What needs to be done >>
All lines in which the word "physical" occurs are to be extracted.

Record extracts >>

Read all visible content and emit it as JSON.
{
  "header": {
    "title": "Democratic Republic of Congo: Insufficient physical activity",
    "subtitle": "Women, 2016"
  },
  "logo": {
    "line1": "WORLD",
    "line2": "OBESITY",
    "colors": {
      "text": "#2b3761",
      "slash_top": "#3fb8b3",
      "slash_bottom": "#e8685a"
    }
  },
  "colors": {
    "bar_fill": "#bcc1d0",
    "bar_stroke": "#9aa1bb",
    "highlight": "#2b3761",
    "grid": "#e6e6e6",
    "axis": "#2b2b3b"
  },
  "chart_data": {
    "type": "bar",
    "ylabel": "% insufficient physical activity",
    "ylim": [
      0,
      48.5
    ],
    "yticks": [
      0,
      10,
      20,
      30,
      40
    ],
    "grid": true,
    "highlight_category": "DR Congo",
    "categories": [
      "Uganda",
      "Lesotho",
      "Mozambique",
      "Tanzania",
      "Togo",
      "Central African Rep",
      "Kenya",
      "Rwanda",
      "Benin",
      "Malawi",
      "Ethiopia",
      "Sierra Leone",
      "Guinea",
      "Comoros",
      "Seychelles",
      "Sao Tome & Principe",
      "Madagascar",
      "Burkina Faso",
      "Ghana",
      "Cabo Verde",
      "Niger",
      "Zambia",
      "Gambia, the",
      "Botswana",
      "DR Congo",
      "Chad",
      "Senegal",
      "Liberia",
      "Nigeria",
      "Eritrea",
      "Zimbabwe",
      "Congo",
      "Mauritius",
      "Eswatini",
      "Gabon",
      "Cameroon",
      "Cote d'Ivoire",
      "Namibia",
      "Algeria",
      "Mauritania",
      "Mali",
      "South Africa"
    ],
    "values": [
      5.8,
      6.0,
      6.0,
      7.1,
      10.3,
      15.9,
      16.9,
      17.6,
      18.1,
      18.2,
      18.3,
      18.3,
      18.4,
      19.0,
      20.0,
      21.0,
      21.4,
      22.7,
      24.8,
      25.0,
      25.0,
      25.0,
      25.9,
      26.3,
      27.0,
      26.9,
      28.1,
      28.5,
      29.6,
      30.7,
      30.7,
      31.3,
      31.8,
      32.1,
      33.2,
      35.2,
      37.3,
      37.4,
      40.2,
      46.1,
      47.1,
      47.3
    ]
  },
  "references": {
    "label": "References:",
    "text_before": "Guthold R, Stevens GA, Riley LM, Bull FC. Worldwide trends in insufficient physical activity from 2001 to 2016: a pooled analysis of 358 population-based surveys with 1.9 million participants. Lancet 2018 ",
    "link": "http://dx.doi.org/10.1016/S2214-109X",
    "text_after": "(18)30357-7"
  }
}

Result >>
    "title": "Democratic Republic of Congo: Insufficient physical activity",
    "ylabel": "% insufficient physical activity",
    "text_before": "Guthold R, Stevens GA, Riley LM, Bull FC. Worldwide trends in insufficient physical activity from 2001 to 2016: a pooled analysis of 358 population-based surveys with 1.9 million participants. Lancet 2018 ",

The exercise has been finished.